» Listed records
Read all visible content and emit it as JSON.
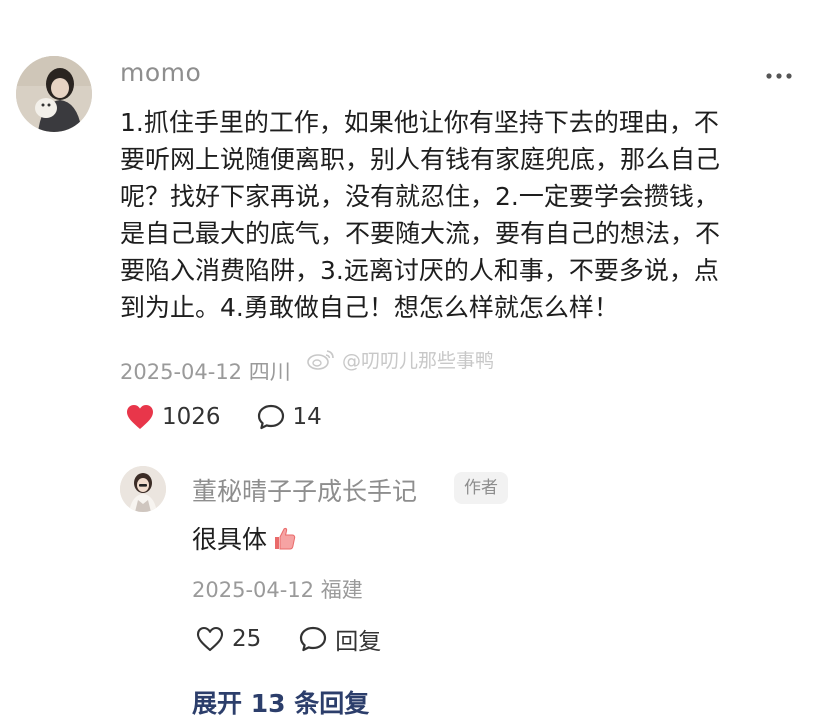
{
  "comment": {
    "username": "momo",
    "content": "1.抓住手里的工作，如果他让你有坚持下去的理由，不\n要听网上说随便离职，别人有钱有家庭兜底，那么自己\n呢？找好下家再说，没有就忍住，2.一定要学会攒钱，\n是自己最大的底气，不要随大流，要有自己的想法，不\n要陷入消费陷阱，3.远离讨厌的人和事，不要多说，点\n到为止。4.勇敢做自己！想怎么样就怎么样！",
    "date_location": "2025-04-12 四川",
    "likes": "1026",
    "comments": "14"
  },
  "watermark": {
    "text": "@叨叨儿那些事鸭"
  },
  "reply": {
    "username": "董秘晴子子成长手记",
    "author_tag": "作者",
    "text": "很具体",
    "date_location": "2025-04-12 福建",
    "likes": "25",
    "reply_label": "回复"
  },
  "expand_label": "展开 13 条回复",
  "colors": {
    "heart_liked": "#e8364a",
    "expand_link": "#2c3e6b",
    "meta_gray": "#9a9a9a"
  },
  "icons": [
    "more-icon",
    "heart-filled-icon",
    "comment-icon",
    "heart-outline-icon",
    "thumbs-up-emoji",
    "weibo-logo"
  ]
}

» Set problem
Transcribe each entry above exactly, apart from the pictures.

» Full response
Read all visible content and emit it as JSON.
{
  "comment": {
    "username": "momo",
    "content": "1.抓住手里的工作，如果他让你有坚持下去的理由，不\n要听网上说随便离职，别人有钱有家庭兜底，那么自己\n呢？找好下家再说，没有就忍住，2.一定要学会攒钱，\n是自己最大的底气，不要随大流，要有自己的想法，不\n要陷入消费陷阱，3.远离讨厌的人和事，不要多说，点\n到为止。4.勇敢做自己！想怎么样就怎么样！",
    "date_location": "2025-04-12 四川",
    "likes": "1026",
    "comments": "14"
  },
  "watermark": {
    "text": "@叨叨儿那些事鸭"
  },
  "reply": {
    "username": "董秘晴子子成长手记",
    "author_tag": "作者",
    "text": "很具体",
    "date_location": "2025-04-12 福建",
    "likes": "25",
    "reply_label": "回复"
  },
  "expand_label": "展开 13 条回复",
  "colors": {
    "heart_liked": "#e8364a",
    "expand_link": "#2c3e6b",
    "meta_gray": "#9a9a9a"
  },
  "icons": [
    "more-icon",
    "heart-filled-icon",
    "comment-icon",
    "heart-outline-icon",
    "thumbs-up-emoji",
    "weibo-logo"
  ]
}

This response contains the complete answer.